[WRITTEN PROBLEM]: Transcribe each entry below exactly. Pictures do not go in the copy.

[RECORDED INFORMATION]:
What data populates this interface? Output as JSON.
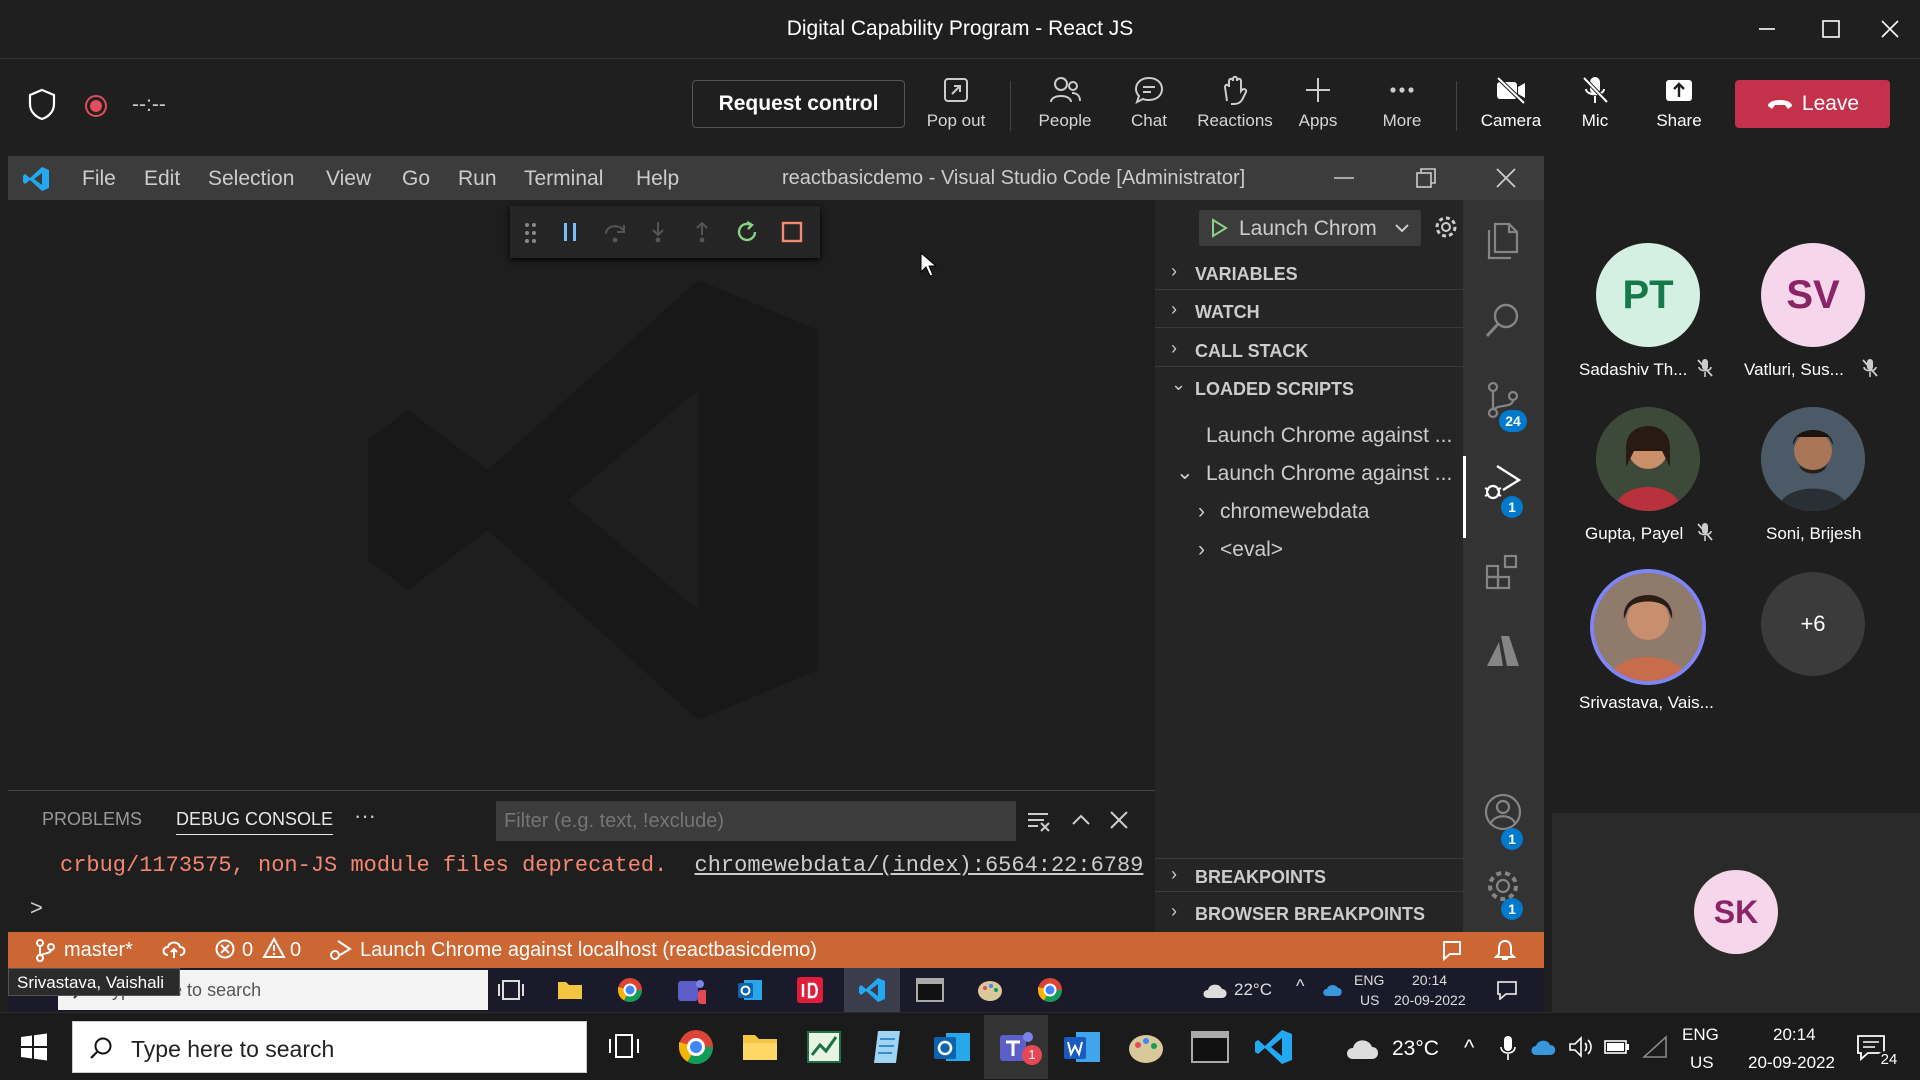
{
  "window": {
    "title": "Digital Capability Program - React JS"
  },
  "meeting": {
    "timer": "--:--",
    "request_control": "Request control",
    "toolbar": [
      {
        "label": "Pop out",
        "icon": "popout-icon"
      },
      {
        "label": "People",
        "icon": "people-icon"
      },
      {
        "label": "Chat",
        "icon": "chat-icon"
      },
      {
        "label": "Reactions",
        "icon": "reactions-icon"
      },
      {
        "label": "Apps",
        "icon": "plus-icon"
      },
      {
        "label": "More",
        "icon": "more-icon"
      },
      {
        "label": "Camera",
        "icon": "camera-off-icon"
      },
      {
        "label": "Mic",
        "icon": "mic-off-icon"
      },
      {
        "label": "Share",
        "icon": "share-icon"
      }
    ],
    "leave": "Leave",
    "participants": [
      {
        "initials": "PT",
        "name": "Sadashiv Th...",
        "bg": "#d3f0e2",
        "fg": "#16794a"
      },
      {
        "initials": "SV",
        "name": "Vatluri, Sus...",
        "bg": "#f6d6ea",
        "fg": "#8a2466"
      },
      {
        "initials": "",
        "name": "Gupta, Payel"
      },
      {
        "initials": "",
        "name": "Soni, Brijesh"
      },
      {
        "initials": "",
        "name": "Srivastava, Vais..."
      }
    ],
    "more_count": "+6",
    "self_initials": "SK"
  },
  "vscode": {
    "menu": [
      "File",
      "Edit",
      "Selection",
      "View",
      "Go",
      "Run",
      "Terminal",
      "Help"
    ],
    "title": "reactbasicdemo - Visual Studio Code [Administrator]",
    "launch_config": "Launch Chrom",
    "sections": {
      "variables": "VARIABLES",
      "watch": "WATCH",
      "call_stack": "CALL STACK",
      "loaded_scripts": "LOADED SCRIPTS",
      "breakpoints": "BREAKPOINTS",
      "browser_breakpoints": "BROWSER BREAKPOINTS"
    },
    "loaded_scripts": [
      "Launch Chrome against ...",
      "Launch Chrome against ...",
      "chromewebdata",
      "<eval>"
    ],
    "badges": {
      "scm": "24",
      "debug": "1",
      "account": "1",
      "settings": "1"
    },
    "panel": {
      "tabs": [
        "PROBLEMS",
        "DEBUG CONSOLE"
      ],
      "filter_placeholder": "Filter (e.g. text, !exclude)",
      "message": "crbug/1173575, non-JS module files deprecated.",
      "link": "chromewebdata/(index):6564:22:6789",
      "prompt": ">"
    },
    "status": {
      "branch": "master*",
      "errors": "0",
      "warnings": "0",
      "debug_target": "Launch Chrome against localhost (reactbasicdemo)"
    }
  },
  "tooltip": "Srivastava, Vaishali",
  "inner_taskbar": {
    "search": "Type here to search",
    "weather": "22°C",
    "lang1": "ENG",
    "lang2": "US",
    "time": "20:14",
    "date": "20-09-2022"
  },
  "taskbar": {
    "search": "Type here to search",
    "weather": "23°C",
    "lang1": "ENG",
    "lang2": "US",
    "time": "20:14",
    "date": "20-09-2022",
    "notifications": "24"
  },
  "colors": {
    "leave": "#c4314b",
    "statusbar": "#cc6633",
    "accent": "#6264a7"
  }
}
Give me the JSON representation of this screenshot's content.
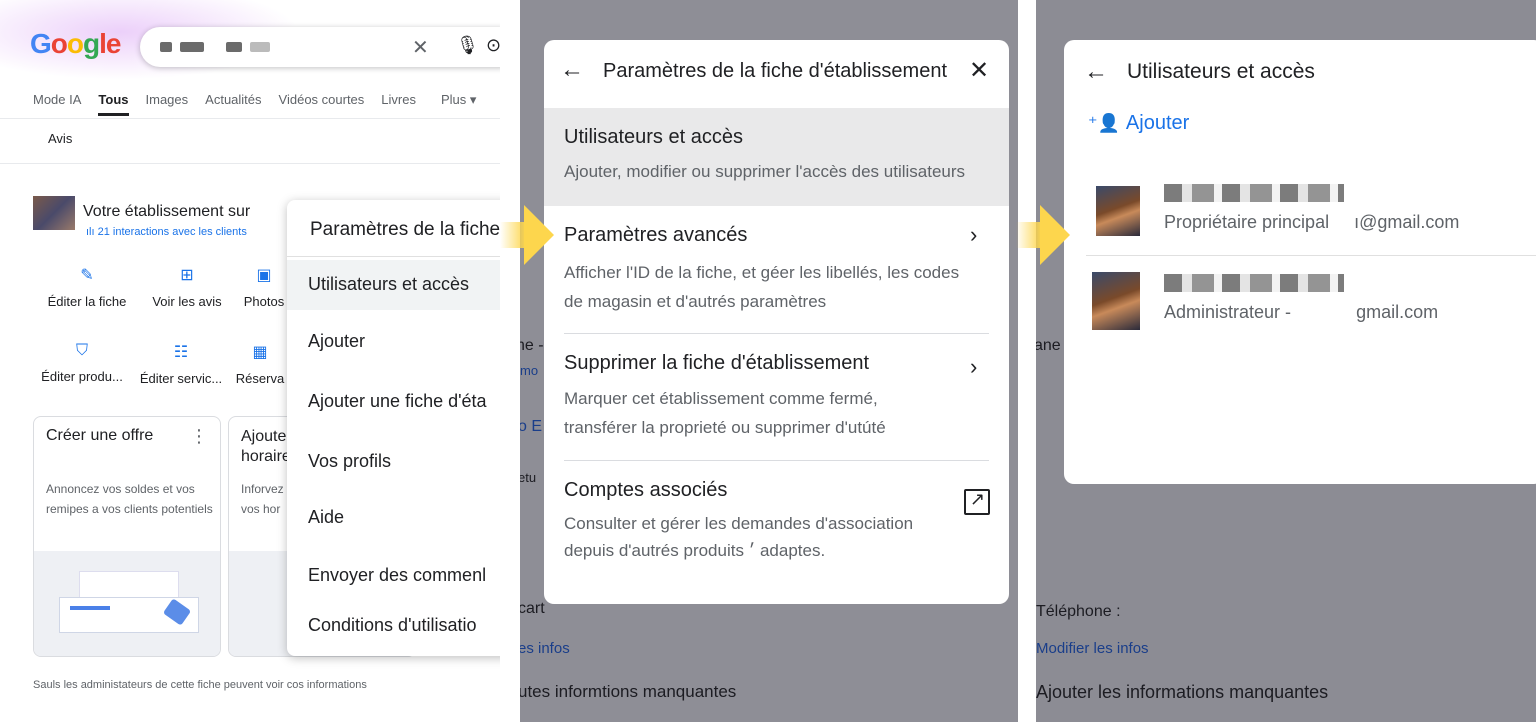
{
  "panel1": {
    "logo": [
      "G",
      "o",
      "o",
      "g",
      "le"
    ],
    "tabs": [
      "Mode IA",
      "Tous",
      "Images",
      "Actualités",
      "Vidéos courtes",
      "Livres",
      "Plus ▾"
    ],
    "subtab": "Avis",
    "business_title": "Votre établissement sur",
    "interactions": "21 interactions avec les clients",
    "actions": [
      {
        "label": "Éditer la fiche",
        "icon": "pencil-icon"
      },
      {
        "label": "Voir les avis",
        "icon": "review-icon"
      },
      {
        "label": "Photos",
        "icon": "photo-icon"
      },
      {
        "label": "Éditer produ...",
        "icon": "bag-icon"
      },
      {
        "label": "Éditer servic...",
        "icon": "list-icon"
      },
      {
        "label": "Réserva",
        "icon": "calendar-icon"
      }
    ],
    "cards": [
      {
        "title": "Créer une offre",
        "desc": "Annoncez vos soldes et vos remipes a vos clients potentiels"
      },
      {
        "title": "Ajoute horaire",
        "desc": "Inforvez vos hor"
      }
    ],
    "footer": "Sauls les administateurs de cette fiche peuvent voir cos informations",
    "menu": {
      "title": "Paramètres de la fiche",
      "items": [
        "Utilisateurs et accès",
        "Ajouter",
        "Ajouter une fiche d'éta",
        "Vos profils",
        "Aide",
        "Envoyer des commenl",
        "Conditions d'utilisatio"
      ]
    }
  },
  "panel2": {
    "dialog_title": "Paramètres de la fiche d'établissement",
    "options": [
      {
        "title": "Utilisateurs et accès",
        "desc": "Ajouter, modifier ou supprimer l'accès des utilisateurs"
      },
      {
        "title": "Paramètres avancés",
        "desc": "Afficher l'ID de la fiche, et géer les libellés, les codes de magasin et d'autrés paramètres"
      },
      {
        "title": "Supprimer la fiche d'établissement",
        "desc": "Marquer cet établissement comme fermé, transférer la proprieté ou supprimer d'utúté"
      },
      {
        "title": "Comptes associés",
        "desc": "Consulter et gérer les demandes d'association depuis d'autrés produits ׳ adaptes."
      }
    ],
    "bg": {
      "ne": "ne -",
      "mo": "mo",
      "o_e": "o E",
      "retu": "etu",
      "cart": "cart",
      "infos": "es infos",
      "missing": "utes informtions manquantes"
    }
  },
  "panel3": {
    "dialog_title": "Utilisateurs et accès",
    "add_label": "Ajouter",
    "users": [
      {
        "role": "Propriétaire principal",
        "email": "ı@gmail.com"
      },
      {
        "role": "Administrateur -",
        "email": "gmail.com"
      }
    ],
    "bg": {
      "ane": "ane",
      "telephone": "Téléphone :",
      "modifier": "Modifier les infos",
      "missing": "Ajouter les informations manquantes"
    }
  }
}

[FULL RESPONSE]:
What data populates this interface? Output as JSON.
{
  "window": {
    "title": "Digital Capability Program - React JS"
  },
  "meeting": {
    "timer": "--:--",
    "request_control": "Request control",
    "toolbar": [
      {
        "label": "Pop out",
        "icon": "popout-icon"
      },
      {
        "label": "People",
        "icon": "people-icon"
      },
      {
        "label": "Chat",
        "icon": "chat-icon"
      },
      {
        "label": "Reactions",
        "icon": "reactions-icon"
      },
      {
        "label": "Apps",
        "icon": "plus-icon"
      },
      {
        "label": "More",
        "icon": "more-icon"
      },
      {
        "label": "Camera",
        "icon": "camera-off-icon"
      },
      {
        "label": "Mic",
        "icon": "mic-off-icon"
      },
      {
        "label": "Share",
        "icon": "share-icon"
      }
    ],
    "leave": "Leave",
    "participants": [
      {
        "initials": "PT",
        "name": "Sadashiv Th...",
        "bg": "#d3f0e2",
        "fg": "#16794a"
      },
      {
        "initials": "SV",
        "name": "Vatluri, Sus...",
        "bg": "#f6d6ea",
        "fg": "#8a2466"
      },
      {
        "initials": "",
        "name": "Gupta, Payel"
      },
      {
        "initials": "",
        "name": "Soni, Brijesh"
      },
      {
        "initials": "",
        "name": "Srivastava, Vais..."
      }
    ],
    "more_count": "+6",
    "self_initials": "SK"
  },
  "vscode": {
    "menu": [
      "File",
      "Edit",
      "Selection",
      "View",
      "Go",
      "Run",
      "Terminal",
      "Help"
    ],
    "title": "reactbasicdemo - Visual Studio Code [Administrator]",
    "launch_config": "Launch Chrom",
    "sections": {
      "variables": "VARIABLES",
      "watch": "WATCH",
      "call_stack": "CALL STACK",
      "loaded_scripts": "LOADED SCRIPTS",
      "breakpoints": "BREAKPOINTS",
      "browser_breakpoints": "BROWSER BREAKPOINTS"
    },
    "loaded_scripts": [
      "Launch Chrome against ...",
      "Launch Chrome against ...",
      "chromewebdata",
      "<eval>"
    ],
    "badges": {
      "scm": "24",
      "debug": "1",
      "account": "1",
      "settings": "1"
    },
    "panel": {
      "tabs": [
        "PROBLEMS",
        "DEBUG CONSOLE"
      ],
      "filter_placeholder": "Filter (e.g. text, !exclude)",
      "message": "crbug/1173575, non-JS module files deprecated.",
      "link": "chromewebdata/(index):6564:22:6789",
      "prompt": ">"
    },
    "status": {
      "branch": "master*",
      "errors": "0",
      "warnings": "0",
      "debug_target": "Launch Chrome against localhost (reactbasicdemo)"
    }
  },
  "tooltip": "Srivastava, Vaishali",
  "inner_taskbar": {
    "search": "Type here to search",
    "weather": "22°C",
    "lang1": "ENG",
    "lang2": "US",
    "time": "20:14",
    "date": "20-09-2022"
  },
  "taskbar": {
    "search": "Type here to search",
    "weather": "23°C",
    "lang1": "ENG",
    "lang2": "US",
    "time": "20:14",
    "date": "20-09-2022",
    "notifications": "24"
  },
  "colors": {
    "leave": "#c4314b",
    "statusbar": "#cc6633",
    "accent": "#6264a7"
  }
}
Give me the JSON representation of this screenshot's content.
{
  "panel1": {
    "logo": [
      "G",
      "o",
      "o",
      "g",
      "le"
    ],
    "tabs": [
      "Mode IA",
      "Tous",
      "Images",
      "Actualités",
      "Vidéos courtes",
      "Livres",
      "Plus ▾"
    ],
    "subtab": "Avis",
    "business_title": "Votre établissement sur",
    "interactions": "21 interactions avec les clients",
    "actions": [
      {
        "label": "Éditer la fiche",
        "icon": "pencil-icon"
      },
      {
        "label": "Voir les avis",
        "icon": "review-icon"
      },
      {
        "label": "Photos",
        "icon": "photo-icon"
      },
      {
        "label": "Éditer produ...",
        "icon": "bag-icon"
      },
      {
        "label": "Éditer servic...",
        "icon": "list-icon"
      },
      {
        "label": "Réserva",
        "icon": "calendar-icon"
      }
    ],
    "cards": [
      {
        "title": "Créer une offre",
        "desc": "Annoncez vos soldes et vos remipes a vos clients potentiels"
      },
      {
        "title": "Ajoute horaire",
        "desc": "Inforvez vos hor"
      }
    ],
    "footer": "Sauls les administateurs de cette fiche peuvent voir cos informations",
    "menu": {
      "title": "Paramètres de la fiche",
      "items": [
        "Utilisateurs et accès",
        "Ajouter",
        "Ajouter une fiche d'éta",
        "Vos profils",
        "Aide",
        "Envoyer des commenl",
        "Conditions d'utilisatio"
      ]
    }
  },
  "panel2": {
    "dialog_title": "Paramètres de la fiche d'établissement",
    "options": [
      {
        "title": "Utilisateurs et accès",
        "desc": "Ajouter, modifier ou supprimer l'accès des utilisateurs"
      },
      {
        "title": "Paramètres avancés",
        "desc": "Afficher l'ID de la fiche, et géer les libellés, les codes de magasin et d'autrés paramètres"
      },
      {
        "title": "Supprimer la fiche d'établissement",
        "desc": "Marquer cet établissement comme fermé, transférer la proprieté ou supprimer d'utúté"
      },
      {
        "title": "Comptes associés",
        "desc": "Consulter et gérer les demandes d'association depuis d'autrés produits ׳ adaptes."
      }
    ],
    "bg": {
      "ne": "ne -",
      "mo": "mo",
      "o_e": "o E",
      "retu": "etu",
      "cart": "cart",
      "infos": "es infos",
      "missing": "utes informtions manquantes"
    }
  },
  "panel3": {
    "dialog_title": "Utilisateurs et accès",
    "add_label": "Ajouter",
    "users": [
      {
        "role": "Propriétaire principal",
        "email": "ı@gmail.com"
      },
      {
        "role": "Administrateur -",
        "email": "gmail.com"
      }
    ],
    "bg": {
      "ane": "ane",
      "telephone": "Téléphone :",
      "modifier": "Modifier les infos",
      "missing": "Ajouter les informations manquantes"
    }
  }
}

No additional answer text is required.